= PROBLEM REQUIREMENTS =
Filter this material down to the lines that hold "AMNP", copying each one.

— start of SUPPLIED MATERIAL —

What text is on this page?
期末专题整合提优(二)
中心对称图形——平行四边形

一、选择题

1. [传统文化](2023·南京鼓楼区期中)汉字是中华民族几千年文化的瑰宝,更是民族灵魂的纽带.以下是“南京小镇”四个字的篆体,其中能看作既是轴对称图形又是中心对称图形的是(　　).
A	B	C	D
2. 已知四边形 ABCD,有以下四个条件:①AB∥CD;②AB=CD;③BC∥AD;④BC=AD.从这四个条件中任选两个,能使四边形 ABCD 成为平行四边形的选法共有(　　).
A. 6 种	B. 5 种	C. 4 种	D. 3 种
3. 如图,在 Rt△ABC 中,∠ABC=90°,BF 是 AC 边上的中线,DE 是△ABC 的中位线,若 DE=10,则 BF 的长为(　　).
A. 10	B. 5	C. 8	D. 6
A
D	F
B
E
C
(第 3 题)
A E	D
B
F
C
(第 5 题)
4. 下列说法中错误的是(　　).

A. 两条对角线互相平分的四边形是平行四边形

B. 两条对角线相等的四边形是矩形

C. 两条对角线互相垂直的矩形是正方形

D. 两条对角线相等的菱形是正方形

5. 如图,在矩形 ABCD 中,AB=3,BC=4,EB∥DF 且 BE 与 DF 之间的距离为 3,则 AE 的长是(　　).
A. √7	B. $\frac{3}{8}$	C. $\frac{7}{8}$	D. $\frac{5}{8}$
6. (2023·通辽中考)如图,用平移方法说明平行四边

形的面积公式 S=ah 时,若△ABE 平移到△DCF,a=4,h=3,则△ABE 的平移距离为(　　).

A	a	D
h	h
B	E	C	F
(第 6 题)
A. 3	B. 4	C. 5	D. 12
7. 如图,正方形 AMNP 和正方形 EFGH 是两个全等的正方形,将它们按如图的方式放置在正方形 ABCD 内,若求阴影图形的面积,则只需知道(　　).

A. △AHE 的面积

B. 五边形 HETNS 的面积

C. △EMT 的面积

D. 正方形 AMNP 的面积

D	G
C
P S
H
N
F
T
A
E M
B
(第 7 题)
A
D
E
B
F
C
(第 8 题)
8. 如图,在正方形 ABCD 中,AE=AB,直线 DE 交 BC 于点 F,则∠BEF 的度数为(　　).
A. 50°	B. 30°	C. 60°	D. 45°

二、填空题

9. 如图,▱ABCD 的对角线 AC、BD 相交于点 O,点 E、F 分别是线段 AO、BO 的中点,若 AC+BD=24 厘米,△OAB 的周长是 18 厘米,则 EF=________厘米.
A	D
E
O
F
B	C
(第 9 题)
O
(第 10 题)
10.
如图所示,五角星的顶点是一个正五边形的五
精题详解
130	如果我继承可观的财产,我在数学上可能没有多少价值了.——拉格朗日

— end of SUPPLIED MATERIAL —

= RESULT BELOW =
7. 如图,正方形 AMNP 和正方形 EFGH 是两个全等的正方形,将它们按如图的方式放置在正方形 ABCD 内,若求阴影图形的面积,则只需知道(　　).
D. 正方形 AMNP 的面积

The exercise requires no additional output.